* **Given exercise**: Print the entries that appear below, exactly as written and without their pictures.

— Start of Data listing —

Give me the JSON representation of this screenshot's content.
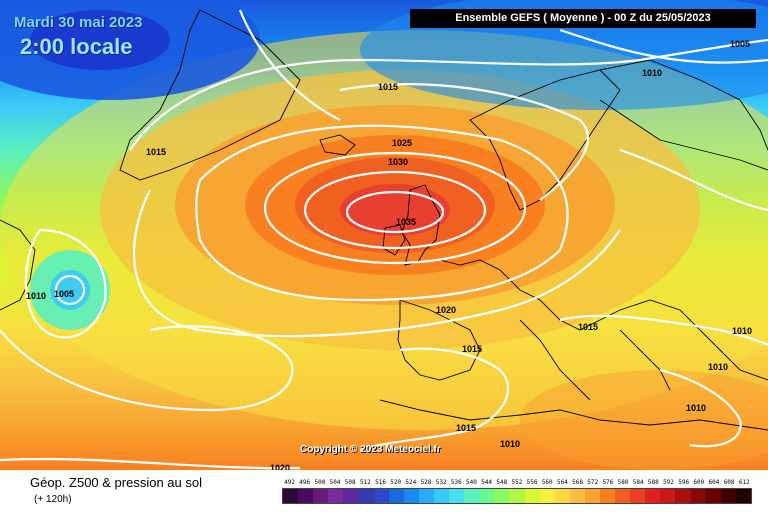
{
  "header": {
    "date": "Mardi 30 mai 2023",
    "time": "2:00 locale",
    "model": "Ensemble GEFS  ( Moyenne )  -  00 Z du 25/05/2023"
  },
  "copyright": "Copyright © 2023 Meteociel.fr",
  "footer": {
    "title": "Géop. Z500 & pression au sol",
    "subtitle": "(+ 120h)"
  },
  "isobars": {
    "i1005a": "1005",
    "i1010a": "1010",
    "i1015a": "1015",
    "i1015b": "1015",
    "i1025": "1025",
    "i1030": "1030",
    "i1035": "1035",
    "i1010b": "1010",
    "i1005b": "1005",
    "i1020a": "1020",
    "i1015c": "1015",
    "i1015d": "1015",
    "i1010c": "1010",
    "i1010d": "1010",
    "i1015e": "1015",
    "i1010e": "1010",
    "i1010f": "1010",
    "i1020b": "1020"
  },
  "legend": {
    "labels": [
      "492",
      "496",
      "500",
      "504",
      "508",
      "512",
      "516",
      "520",
      "524",
      "528",
      "532",
      "536",
      "540",
      "544",
      "548",
      "552",
      "556",
      "560",
      "564",
      "568",
      "572",
      "576",
      "580",
      "584",
      "588",
      "592",
      "596",
      "600",
      "604",
      "608",
      "612"
    ],
    "colors": [
      "#2a0a3a",
      "#4a0a5e",
      "#6a1a7a",
      "#7a2a9a",
      "#5a2aa0",
      "#3a3ab0",
      "#2a4ac8",
      "#1a6ae0",
      "#1a8af0",
      "#2aaaf8",
      "#3ac8f8",
      "#4ae0f0",
      "#5af0c0",
      "#6af890",
      "#8af860",
      "#b0f840",
      "#d8f830",
      "#f8f040",
      "#f8d840",
      "#f8c040",
      "#f8a030",
      "#f88020",
      "#f06020",
      "#e84020",
      "#e02020",
      "#c81818",
      "#a81010",
      "#880808",
      "#680404",
      "#400000",
      "#200000"
    ]
  }
}
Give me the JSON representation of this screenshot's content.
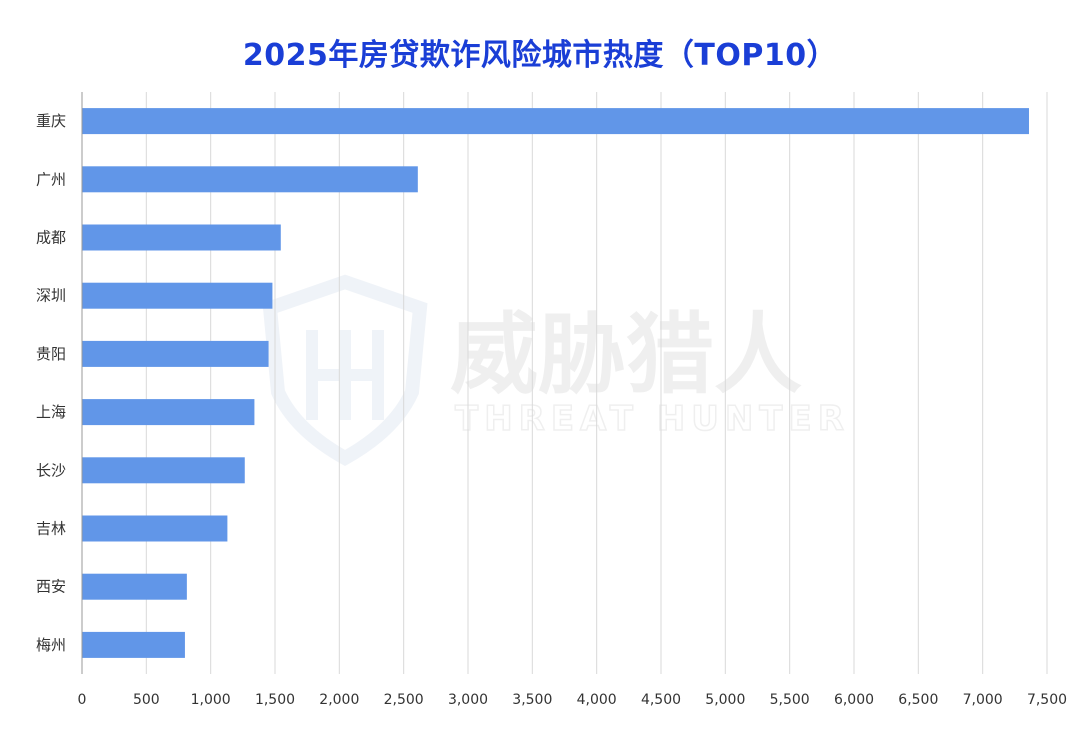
{
  "chart_data": {
    "type": "bar",
    "orientation": "horizontal",
    "title": "2025年房贷欺诈风险城市热度（TOP10）",
    "categories": [
      "重庆",
      "广州",
      "成都",
      "深圳",
      "贵阳",
      "上海",
      "长沙",
      "吉林",
      "西安",
      "梅州"
    ],
    "values": [
      7360,
      2610,
      1545,
      1480,
      1450,
      1340,
      1265,
      1130,
      815,
      800
    ],
    "xlim": [
      0,
      7500
    ],
    "x_ticks": [
      0,
      500,
      1000,
      1500,
      2000,
      2500,
      3000,
      3500,
      4000,
      4500,
      5000,
      5500,
      6000,
      6500,
      7000,
      7500
    ],
    "x_tick_labels": [
      "0",
      "500",
      "1,000",
      "1,500",
      "2,000",
      "2,500",
      "3,000",
      "3,500",
      "4,000",
      "4,500",
      "5,000",
      "5,500",
      "6,000",
      "6,500",
      "7,000",
      "7,500"
    ],
    "grid": "vertical",
    "bar_color": "#6196e8",
    "title_color": "#1a3ed6"
  },
  "watermark": {
    "cn": "威胁猎人",
    "en": "THREAT HUNTER"
  }
}
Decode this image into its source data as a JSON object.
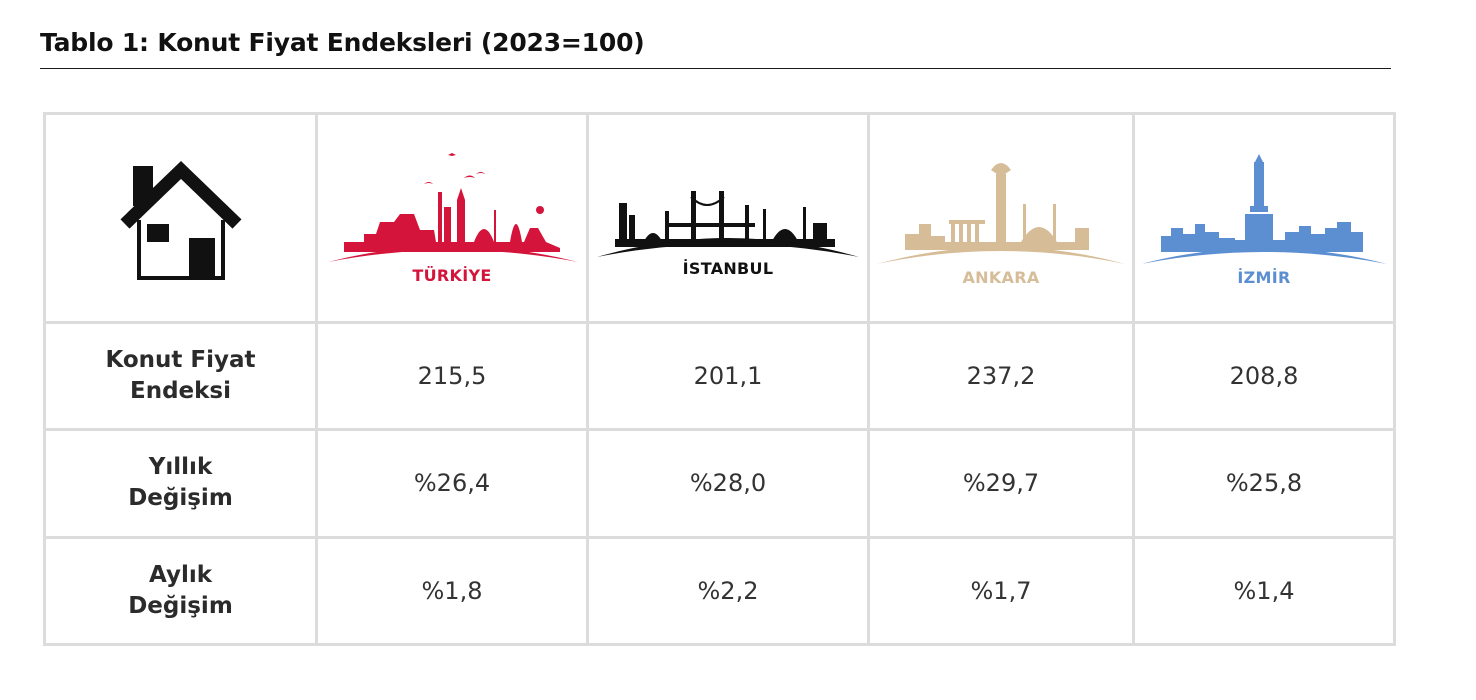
{
  "title": "Tablo 1: Konut Fiyat Endeksleri (2023=100)",
  "columns": [
    {
      "name": "TÜRKİYE",
      "color": "#d4143a",
      "icon": "turkiye-skyline-icon"
    },
    {
      "name": "İSTANBUL",
      "color": "#111111",
      "icon": "istanbul-skyline-icon"
    },
    {
      "name": "ANKARA",
      "color": "#d6bd98",
      "icon": "ankara-skyline-icon"
    },
    {
      "name": "İZMİR",
      "color": "#5b8fd1",
      "icon": "izmir-skyline-icon"
    }
  ],
  "header_icon": "house-icon",
  "rows": [
    {
      "label_line1": "Konut Fiyat",
      "label_line2": "Endeksi",
      "values": [
        "215,5",
        "201,1",
        "237,2",
        "208,8"
      ]
    },
    {
      "label_line1": "Yıllık",
      "label_line2": "Değişim",
      "values": [
        "%26,4",
        "%28,0",
        "%29,7",
        "%25,8"
      ]
    },
    {
      "label_line1": "Aylık",
      "label_line2": "Değişim",
      "values": [
        "%1,8",
        "%2,2",
        "%1,7",
        "%1,4"
      ]
    }
  ]
}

— End of Data listing —

* **Written answer**:
Give me the JSON representation of this screenshot's content.
{
  "header": {
    "date": "Mardi 30 mai 2023",
    "time": "2:00 locale",
    "model": "Ensemble GEFS  ( Moyenne )  -  00 Z du 25/05/2023"
  },
  "copyright": "Copyright © 2023 Meteociel.fr",
  "footer": {
    "title": "Géop. Z500 & pression au sol",
    "subtitle": "(+ 120h)"
  },
  "isobars": {
    "i1005a": "1005",
    "i1010a": "1010",
    "i1015a": "1015",
    "i1015b": "1015",
    "i1025": "1025",
    "i1030": "1030",
    "i1035": "1035",
    "i1010b": "1010",
    "i1005b": "1005",
    "i1020a": "1020",
    "i1015c": "1015",
    "i1015d": "1015",
    "i1010c": "1010",
    "i1010d": "1010",
    "i1015e": "1015",
    "i1010e": "1010",
    "i1010f": "1010",
    "i1020b": "1020"
  },
  "legend": {
    "labels": [
      "492",
      "496",
      "500",
      "504",
      "508",
      "512",
      "516",
      "520",
      "524",
      "528",
      "532",
      "536",
      "540",
      "544",
      "548",
      "552",
      "556",
      "560",
      "564",
      "568",
      "572",
      "576",
      "580",
      "584",
      "588",
      "592",
      "596",
      "600",
      "604",
      "608",
      "612"
    ],
    "colors": [
      "#2a0a3a",
      "#4a0a5e",
      "#6a1a7a",
      "#7a2a9a",
      "#5a2aa0",
      "#3a3ab0",
      "#2a4ac8",
      "#1a6ae0",
      "#1a8af0",
      "#2aaaf8",
      "#3ac8f8",
      "#4ae0f0",
      "#5af0c0",
      "#6af890",
      "#8af860",
      "#b0f840",
      "#d8f830",
      "#f8f040",
      "#f8d840",
      "#f8c040",
      "#f8a030",
      "#f88020",
      "#f06020",
      "#e84020",
      "#e02020",
      "#c81818",
      "#a81010",
      "#880808",
      "#680404",
      "#400000",
      "#200000"
    ]
  }
}
Give me the JSON representation of this screenshot's content.
{
  "chart_data": {
    "type": "bar",
    "orientation": "horizontal",
    "title": "2025年房贷欺诈风险城市热度（TOP10）",
    "categories": [
      "重庆",
      "广州",
      "成都",
      "深圳",
      "贵阳",
      "上海",
      "长沙",
      "吉林",
      "西安",
      "梅州"
    ],
    "values": [
      7360,
      2610,
      1545,
      1480,
      1450,
      1340,
      1265,
      1130,
      815,
      800
    ],
    "xlim": [
      0,
      7500
    ],
    "x_ticks": [
      0,
      500,
      1000,
      1500,
      2000,
      2500,
      3000,
      3500,
      4000,
      4500,
      5000,
      5500,
      6000,
      6500,
      7000,
      7500
    ],
    "x_tick_labels": [
      "0",
      "500",
      "1,000",
      "1,500",
      "2,000",
      "2,500",
      "3,000",
      "3,500",
      "4,000",
      "4,500",
      "5,000",
      "5,500",
      "6,000",
      "6,500",
      "7,000",
      "7,500"
    ],
    "grid": "vertical",
    "bar_color": "#6196e8",
    "title_color": "#1a3ed6"
  },
  "watermark": {
    "cn": "威胁猎人",
    "en": "THREAT HUNTER"
  }
}
Decode this image into its source data as a JSON object.
{
  "title": "Tablo 1: Konut Fiyat Endeksleri (2023=100)",
  "columns": [
    {
      "name": "TÜRKİYE",
      "color": "#d4143a",
      "icon": "turkiye-skyline-icon"
    },
    {
      "name": "İSTANBUL",
      "color": "#111111",
      "icon": "istanbul-skyline-icon"
    },
    {
      "name": "ANKARA",
      "color": "#d6bd98",
      "icon": "ankara-skyline-icon"
    },
    {
      "name": "İZMİR",
      "color": "#5b8fd1",
      "icon": "izmir-skyline-icon"
    }
  ],
  "header_icon": "house-icon",
  "rows": [
    {
      "label_line1": "Konut Fiyat",
      "label_line2": "Endeksi",
      "values": [
        "215,5",
        "201,1",
        "237,2",
        "208,8"
      ]
    },
    {
      "label_line1": "Yıllık",
      "label_line2": "Değişim",
      "values": [
        "%26,4",
        "%28,0",
        "%29,7",
        "%25,8"
      ]
    },
    {
      "label_line1": "Aylık",
      "label_line2": "Değişim",
      "values": [
        "%1,8",
        "%2,2",
        "%1,7",
        "%1,4"
      ]
    }
  ]
}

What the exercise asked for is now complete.